Aim >>
Find each line holding "this" and copy it out.

Some records
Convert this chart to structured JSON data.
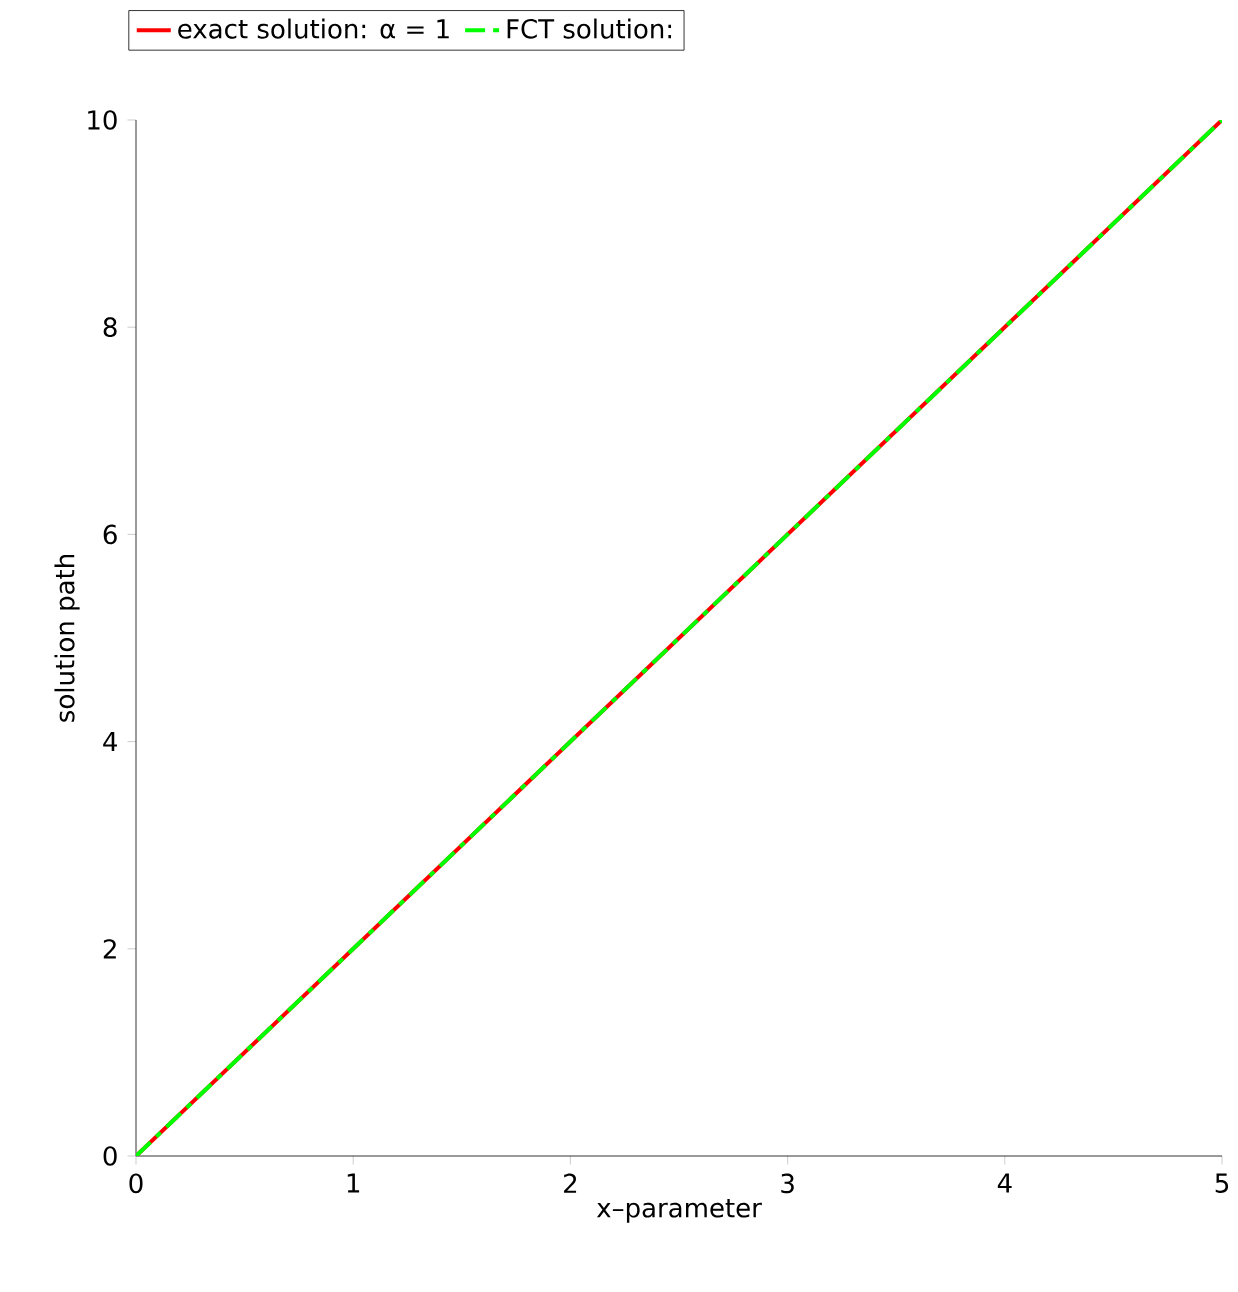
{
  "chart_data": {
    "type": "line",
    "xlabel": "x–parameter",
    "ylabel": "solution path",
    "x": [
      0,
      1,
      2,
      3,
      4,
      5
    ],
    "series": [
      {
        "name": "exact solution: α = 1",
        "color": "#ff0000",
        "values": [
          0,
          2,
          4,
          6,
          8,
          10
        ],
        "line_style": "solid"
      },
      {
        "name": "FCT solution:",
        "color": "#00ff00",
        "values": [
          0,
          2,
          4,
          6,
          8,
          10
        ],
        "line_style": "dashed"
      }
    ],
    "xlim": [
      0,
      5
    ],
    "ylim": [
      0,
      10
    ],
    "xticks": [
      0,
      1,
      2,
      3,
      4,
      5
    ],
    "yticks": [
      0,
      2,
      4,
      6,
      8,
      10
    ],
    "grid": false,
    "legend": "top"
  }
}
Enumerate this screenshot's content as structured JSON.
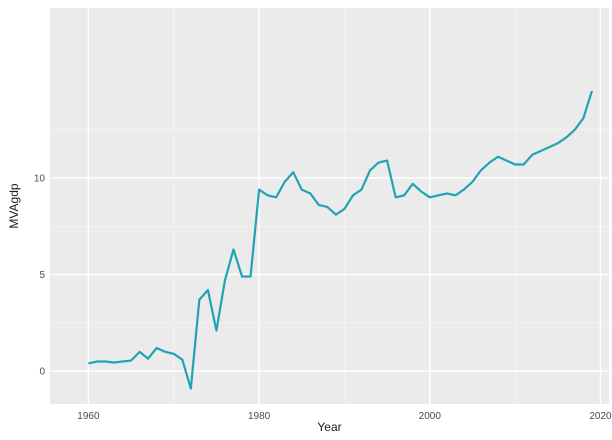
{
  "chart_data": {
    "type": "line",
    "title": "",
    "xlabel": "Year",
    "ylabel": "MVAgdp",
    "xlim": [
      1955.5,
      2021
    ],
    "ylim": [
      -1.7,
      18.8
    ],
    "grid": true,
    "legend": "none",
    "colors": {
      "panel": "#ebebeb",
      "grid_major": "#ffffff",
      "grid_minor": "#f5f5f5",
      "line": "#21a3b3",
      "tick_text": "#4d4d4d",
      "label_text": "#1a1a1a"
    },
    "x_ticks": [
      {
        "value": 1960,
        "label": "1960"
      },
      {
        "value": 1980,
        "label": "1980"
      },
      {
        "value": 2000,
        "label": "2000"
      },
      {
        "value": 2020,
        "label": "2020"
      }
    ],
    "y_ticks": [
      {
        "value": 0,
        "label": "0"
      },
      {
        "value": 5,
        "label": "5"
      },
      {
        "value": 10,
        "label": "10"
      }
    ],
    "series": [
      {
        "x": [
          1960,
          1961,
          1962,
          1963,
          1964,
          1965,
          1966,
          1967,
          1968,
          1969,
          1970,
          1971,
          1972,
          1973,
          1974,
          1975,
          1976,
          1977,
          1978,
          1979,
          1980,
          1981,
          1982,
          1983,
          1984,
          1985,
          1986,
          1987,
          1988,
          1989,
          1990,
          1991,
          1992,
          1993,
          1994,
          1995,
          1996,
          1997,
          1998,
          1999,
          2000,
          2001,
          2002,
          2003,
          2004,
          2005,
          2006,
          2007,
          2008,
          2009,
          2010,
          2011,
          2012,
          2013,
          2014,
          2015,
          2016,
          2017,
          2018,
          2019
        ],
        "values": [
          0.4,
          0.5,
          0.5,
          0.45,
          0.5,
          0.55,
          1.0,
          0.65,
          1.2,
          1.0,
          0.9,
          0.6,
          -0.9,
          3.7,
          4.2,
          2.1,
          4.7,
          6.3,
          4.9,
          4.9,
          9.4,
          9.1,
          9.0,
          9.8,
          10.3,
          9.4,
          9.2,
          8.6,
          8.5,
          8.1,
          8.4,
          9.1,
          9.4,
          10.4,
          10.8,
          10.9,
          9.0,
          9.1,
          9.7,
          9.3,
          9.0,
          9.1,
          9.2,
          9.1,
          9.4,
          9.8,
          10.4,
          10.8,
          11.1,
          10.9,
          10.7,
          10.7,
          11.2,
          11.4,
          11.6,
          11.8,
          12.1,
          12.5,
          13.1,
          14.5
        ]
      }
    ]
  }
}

Right answer >>
Convert this chart to structured JSON data.
Enumerate this screenshot's content as structured JSON.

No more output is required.